WHAT YOU ARE ASKED TO DO:
Your task is to tally the lines of the listing containing the word "made" and report the figure alone.

RECORDS PROVIDED:
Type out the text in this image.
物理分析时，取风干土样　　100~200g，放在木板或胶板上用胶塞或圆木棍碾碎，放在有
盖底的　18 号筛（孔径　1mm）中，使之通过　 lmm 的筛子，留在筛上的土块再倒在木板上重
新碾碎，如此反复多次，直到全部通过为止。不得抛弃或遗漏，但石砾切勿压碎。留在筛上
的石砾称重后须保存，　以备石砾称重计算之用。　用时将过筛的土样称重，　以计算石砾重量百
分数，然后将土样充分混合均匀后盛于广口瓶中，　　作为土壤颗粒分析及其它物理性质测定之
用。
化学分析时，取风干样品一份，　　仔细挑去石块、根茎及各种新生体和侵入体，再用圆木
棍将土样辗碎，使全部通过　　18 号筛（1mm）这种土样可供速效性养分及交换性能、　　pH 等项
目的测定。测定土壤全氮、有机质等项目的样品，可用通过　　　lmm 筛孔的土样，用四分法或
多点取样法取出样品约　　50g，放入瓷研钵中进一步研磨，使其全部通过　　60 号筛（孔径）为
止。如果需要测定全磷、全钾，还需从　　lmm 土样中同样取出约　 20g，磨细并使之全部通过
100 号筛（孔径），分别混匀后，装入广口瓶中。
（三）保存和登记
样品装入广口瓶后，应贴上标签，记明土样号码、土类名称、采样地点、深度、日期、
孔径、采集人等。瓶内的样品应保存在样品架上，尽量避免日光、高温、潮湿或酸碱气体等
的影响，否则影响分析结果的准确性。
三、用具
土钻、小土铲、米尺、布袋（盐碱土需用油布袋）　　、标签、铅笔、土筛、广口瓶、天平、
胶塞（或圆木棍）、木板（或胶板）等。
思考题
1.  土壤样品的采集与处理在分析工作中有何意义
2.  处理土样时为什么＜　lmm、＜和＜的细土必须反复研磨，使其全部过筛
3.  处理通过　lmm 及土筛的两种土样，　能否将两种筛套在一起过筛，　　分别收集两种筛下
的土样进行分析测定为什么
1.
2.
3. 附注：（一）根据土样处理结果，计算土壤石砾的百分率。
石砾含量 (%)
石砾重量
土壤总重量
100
* * *
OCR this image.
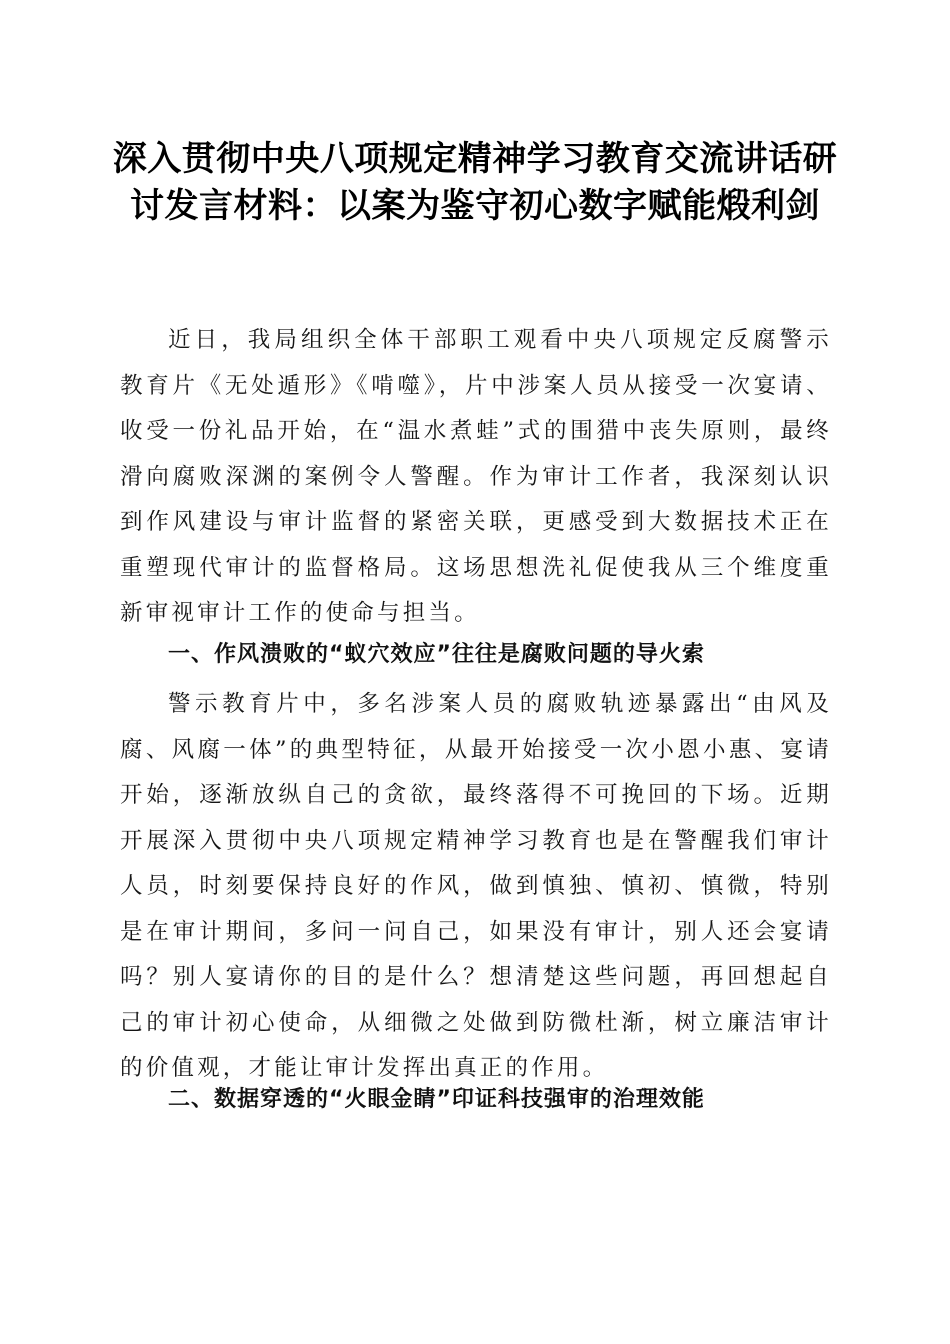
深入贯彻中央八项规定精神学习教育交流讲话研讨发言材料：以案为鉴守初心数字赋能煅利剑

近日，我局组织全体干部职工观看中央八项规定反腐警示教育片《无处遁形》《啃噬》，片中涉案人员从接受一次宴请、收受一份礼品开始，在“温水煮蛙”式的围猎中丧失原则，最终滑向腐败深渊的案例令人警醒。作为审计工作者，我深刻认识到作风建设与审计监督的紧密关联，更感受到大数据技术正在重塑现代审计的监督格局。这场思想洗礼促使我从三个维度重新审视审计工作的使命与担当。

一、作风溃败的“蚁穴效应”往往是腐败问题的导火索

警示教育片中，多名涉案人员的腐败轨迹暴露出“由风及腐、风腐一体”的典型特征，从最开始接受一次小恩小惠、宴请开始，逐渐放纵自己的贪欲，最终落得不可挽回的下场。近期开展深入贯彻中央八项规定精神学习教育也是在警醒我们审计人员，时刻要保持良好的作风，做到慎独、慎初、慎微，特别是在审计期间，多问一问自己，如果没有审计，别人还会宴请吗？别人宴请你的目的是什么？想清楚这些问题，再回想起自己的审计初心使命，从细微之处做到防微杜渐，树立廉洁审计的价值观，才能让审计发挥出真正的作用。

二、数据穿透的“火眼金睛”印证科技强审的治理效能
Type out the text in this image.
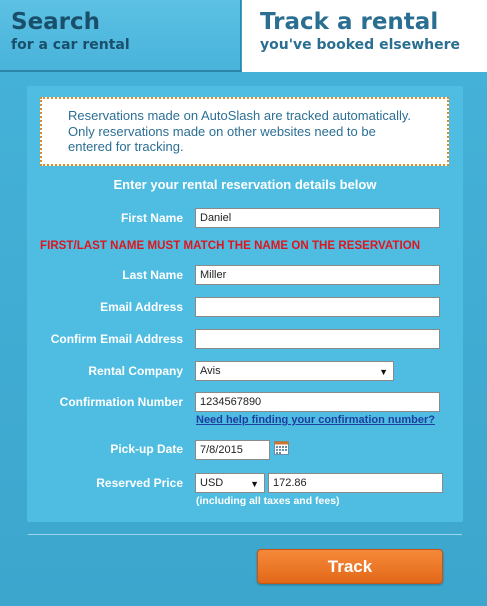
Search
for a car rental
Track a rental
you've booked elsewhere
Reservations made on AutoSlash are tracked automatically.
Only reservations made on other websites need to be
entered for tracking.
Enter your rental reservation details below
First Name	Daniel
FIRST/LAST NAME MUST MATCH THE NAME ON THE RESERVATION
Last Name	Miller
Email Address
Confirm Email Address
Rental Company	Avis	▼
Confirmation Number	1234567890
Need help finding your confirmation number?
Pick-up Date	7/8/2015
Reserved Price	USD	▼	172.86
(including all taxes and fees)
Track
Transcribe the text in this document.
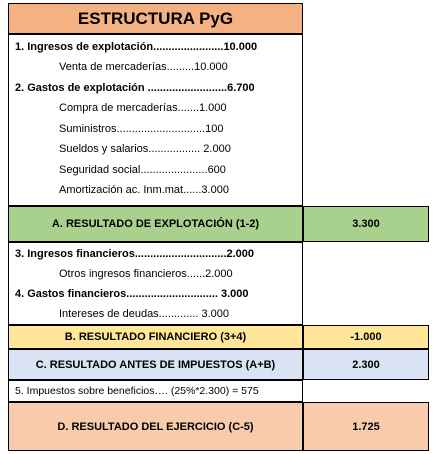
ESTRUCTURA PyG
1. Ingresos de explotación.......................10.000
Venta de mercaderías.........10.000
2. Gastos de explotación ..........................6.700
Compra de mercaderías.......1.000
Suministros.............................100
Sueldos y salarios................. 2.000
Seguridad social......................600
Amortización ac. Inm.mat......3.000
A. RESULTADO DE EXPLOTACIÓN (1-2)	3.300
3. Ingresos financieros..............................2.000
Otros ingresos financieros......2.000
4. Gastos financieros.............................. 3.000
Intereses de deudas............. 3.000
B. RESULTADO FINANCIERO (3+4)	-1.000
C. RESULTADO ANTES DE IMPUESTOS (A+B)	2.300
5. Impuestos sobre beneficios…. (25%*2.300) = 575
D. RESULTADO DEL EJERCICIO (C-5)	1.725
--
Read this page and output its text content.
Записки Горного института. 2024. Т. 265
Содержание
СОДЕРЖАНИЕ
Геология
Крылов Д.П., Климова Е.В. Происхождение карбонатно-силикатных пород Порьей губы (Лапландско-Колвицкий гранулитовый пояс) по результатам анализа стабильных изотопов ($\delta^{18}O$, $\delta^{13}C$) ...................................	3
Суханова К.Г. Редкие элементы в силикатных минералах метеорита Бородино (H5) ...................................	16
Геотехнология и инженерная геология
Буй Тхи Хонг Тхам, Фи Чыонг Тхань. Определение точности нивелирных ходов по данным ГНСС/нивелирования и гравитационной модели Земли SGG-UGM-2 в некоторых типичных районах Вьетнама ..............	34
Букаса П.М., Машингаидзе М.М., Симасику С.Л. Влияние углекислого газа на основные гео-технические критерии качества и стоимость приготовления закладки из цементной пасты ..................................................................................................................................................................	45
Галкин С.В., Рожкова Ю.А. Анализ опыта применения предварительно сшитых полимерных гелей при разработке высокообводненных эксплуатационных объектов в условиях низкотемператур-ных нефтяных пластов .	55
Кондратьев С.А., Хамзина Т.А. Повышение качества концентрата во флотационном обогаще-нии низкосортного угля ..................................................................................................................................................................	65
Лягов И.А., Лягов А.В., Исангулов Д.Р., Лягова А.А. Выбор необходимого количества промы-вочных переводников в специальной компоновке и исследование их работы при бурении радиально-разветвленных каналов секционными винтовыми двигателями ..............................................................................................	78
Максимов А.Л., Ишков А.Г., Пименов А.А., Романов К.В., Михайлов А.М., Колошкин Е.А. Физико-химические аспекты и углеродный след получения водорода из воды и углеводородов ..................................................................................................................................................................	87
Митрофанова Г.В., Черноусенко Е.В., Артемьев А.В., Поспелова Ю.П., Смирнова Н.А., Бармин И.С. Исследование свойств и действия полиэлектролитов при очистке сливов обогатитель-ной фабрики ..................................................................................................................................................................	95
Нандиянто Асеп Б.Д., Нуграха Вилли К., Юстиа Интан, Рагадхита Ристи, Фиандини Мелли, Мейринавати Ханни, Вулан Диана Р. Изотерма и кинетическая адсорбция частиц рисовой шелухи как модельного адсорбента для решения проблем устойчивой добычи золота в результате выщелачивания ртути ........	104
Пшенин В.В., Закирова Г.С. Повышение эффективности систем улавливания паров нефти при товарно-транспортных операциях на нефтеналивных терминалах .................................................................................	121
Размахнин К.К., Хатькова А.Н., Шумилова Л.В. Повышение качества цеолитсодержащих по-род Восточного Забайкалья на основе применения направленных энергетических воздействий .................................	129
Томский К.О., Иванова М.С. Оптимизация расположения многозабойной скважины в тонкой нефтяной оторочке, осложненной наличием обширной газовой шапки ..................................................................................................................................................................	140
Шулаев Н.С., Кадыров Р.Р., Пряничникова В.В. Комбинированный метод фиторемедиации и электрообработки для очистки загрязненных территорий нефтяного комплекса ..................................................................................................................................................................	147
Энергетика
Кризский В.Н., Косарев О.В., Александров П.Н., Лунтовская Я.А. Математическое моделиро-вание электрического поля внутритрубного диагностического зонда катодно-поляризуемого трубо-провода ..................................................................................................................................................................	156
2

ANSWER TO THIS EXERCISE:
2